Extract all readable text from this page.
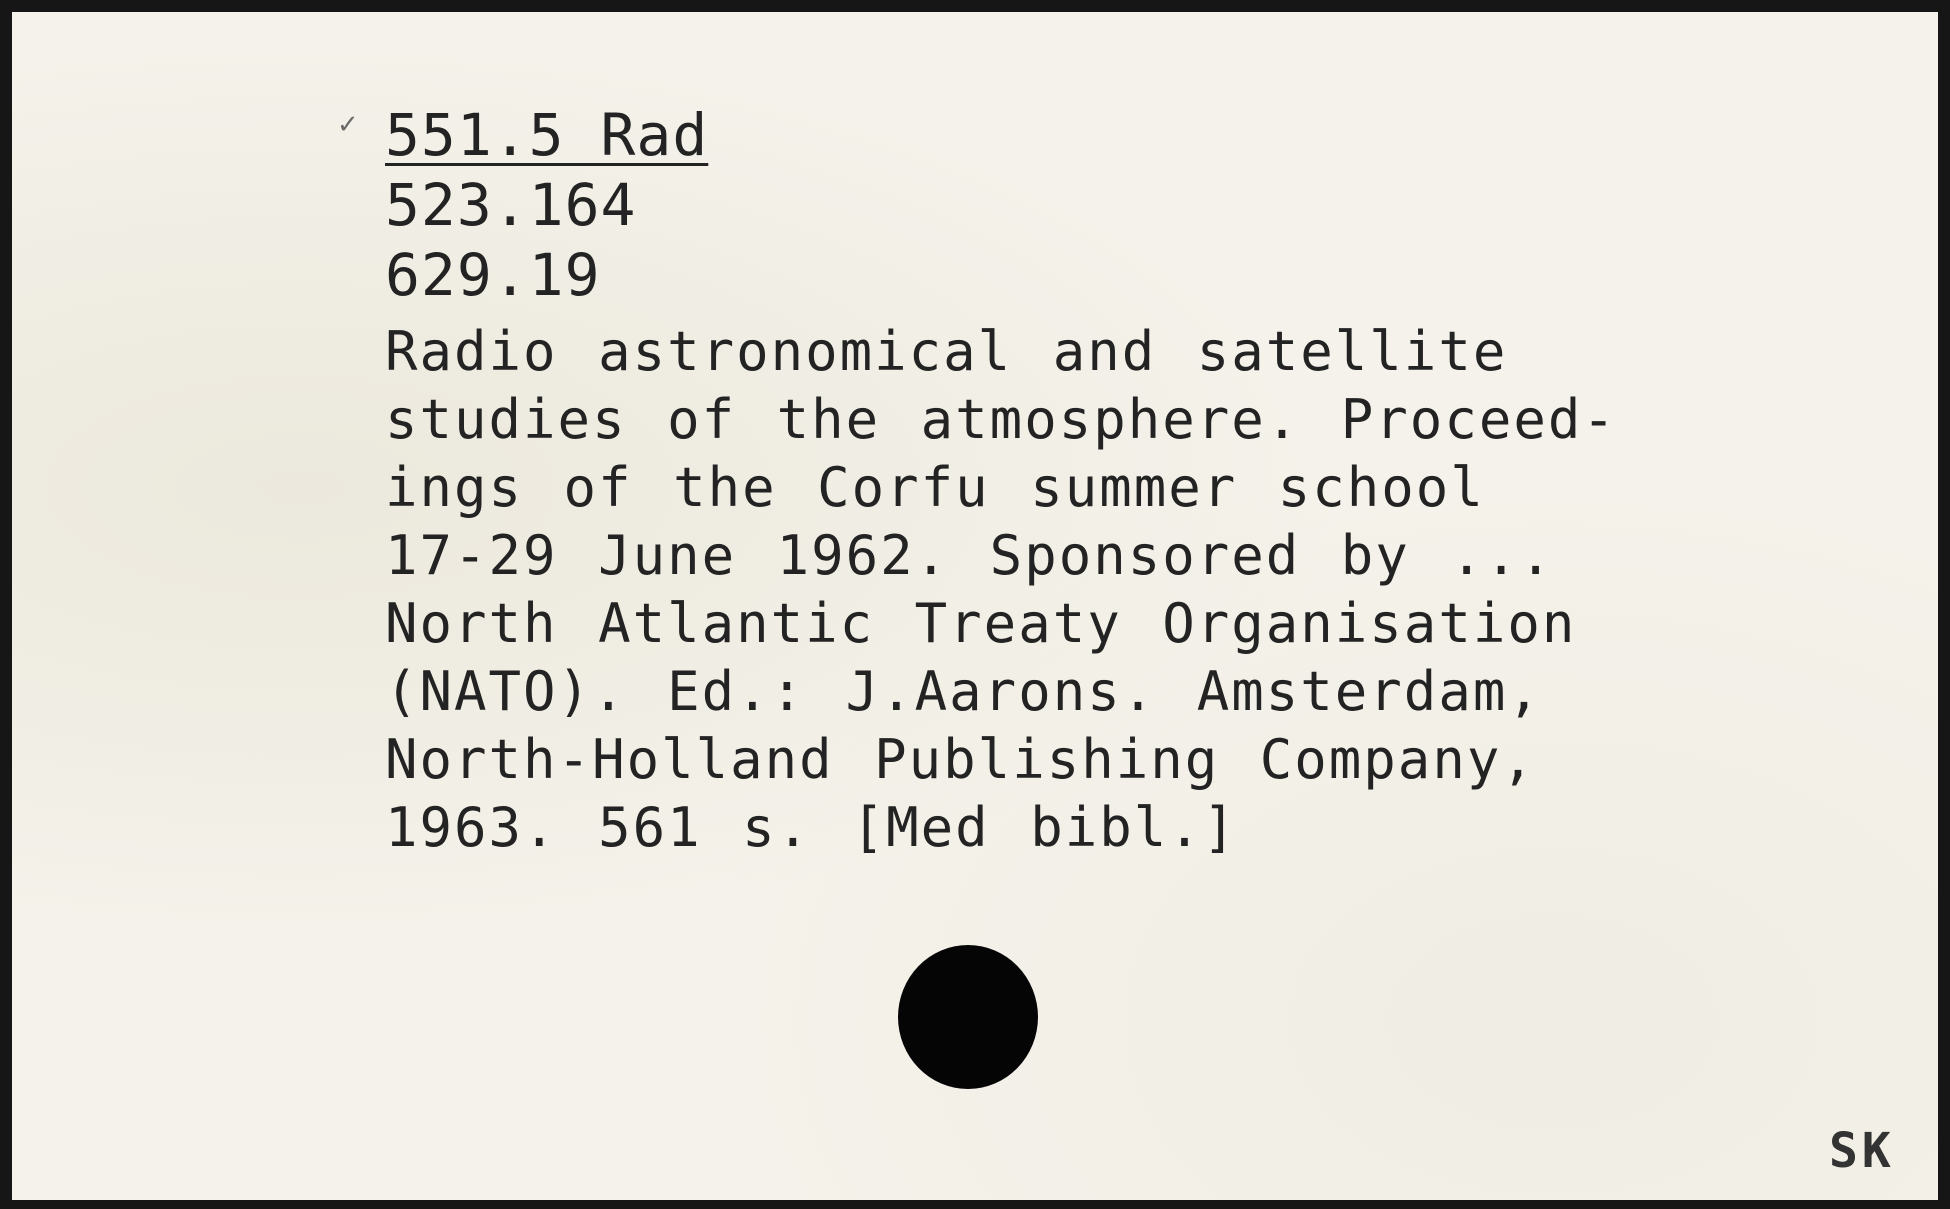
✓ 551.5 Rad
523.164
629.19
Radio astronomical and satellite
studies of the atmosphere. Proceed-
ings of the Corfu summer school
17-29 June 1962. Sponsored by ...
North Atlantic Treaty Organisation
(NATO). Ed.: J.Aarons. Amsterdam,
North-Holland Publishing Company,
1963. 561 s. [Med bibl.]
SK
==========
**WHAT IS NEEDED**
Retype everything in the material word for word, minus pictures.

**EXERCISE ANSWER**
Extract all readable text from this page.
✓ 551.5 Rad
523.164
629.19
Radio astronomical and satellite
studies of the atmosphere. Proceed-
ings of the Corfu summer school
17-29 June 1962. Sponsored by ...
North Atlantic Treaty Organisation
(NATO). Ed.: J.Aarons. Amsterdam,
North-Holland Publishing Company,
1963. 561 s. [Med bibl.]
SK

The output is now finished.